#### [Task to carry out]
Show each line that has the string "application" in it.

#### [Provided records]

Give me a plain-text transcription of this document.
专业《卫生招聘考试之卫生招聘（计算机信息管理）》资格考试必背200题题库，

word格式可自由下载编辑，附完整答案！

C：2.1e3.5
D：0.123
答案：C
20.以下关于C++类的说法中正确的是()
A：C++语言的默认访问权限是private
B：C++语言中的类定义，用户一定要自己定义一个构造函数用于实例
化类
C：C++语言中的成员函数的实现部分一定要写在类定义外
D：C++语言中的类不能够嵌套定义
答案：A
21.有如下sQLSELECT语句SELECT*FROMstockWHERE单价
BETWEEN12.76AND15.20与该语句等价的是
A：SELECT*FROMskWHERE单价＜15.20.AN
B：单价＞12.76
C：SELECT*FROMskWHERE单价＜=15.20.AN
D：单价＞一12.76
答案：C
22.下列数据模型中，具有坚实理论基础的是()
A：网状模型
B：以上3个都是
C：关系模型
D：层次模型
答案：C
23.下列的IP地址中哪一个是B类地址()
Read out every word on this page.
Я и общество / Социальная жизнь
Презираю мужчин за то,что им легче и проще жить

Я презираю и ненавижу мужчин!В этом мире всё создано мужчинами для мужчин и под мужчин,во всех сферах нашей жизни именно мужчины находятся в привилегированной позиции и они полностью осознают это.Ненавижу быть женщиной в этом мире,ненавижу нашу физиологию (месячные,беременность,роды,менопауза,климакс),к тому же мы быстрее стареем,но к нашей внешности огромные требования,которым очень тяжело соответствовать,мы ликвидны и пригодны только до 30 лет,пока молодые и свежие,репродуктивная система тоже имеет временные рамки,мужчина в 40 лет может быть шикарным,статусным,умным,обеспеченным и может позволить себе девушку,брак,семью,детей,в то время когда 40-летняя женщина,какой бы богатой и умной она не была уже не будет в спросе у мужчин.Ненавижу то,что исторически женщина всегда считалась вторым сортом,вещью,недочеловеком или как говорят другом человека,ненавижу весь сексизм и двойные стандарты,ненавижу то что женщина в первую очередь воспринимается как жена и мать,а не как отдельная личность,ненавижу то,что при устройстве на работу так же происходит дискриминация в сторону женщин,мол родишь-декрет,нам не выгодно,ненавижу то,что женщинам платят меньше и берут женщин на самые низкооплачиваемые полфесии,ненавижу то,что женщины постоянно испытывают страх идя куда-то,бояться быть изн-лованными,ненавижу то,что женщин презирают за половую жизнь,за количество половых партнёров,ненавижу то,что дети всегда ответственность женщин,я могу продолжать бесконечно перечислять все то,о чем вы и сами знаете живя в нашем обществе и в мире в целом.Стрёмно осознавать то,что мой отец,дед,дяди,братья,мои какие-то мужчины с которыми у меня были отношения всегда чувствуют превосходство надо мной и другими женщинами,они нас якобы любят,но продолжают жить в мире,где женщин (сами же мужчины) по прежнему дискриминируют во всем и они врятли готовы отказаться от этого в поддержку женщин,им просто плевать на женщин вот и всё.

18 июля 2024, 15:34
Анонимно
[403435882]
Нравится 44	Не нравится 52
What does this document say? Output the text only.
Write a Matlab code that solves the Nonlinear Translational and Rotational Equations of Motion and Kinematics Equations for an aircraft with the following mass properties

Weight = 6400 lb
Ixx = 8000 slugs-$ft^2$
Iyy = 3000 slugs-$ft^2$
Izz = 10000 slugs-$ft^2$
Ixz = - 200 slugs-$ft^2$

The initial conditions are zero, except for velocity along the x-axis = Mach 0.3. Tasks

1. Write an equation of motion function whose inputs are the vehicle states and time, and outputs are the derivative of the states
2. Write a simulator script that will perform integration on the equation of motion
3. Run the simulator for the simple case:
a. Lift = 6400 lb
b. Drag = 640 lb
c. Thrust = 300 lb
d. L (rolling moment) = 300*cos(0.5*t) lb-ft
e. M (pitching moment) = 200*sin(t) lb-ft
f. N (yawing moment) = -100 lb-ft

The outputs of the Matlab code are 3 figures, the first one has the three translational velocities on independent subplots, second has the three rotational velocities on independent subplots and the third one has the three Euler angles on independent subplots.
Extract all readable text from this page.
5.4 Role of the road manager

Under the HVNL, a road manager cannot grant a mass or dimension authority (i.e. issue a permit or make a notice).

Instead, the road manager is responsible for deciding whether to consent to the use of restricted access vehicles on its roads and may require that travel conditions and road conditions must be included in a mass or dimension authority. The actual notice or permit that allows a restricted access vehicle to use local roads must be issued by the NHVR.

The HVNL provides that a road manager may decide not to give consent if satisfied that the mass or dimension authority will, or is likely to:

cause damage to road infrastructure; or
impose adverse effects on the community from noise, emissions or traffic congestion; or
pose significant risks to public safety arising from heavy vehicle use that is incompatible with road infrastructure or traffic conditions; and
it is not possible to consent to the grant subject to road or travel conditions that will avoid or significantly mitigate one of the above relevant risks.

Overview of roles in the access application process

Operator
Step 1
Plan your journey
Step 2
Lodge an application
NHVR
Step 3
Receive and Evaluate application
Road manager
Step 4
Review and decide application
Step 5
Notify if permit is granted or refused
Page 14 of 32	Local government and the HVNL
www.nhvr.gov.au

#### [Written response]
Overview of roles in the access application process
Lodge an application
Receive and Evaluate application
Review and decide application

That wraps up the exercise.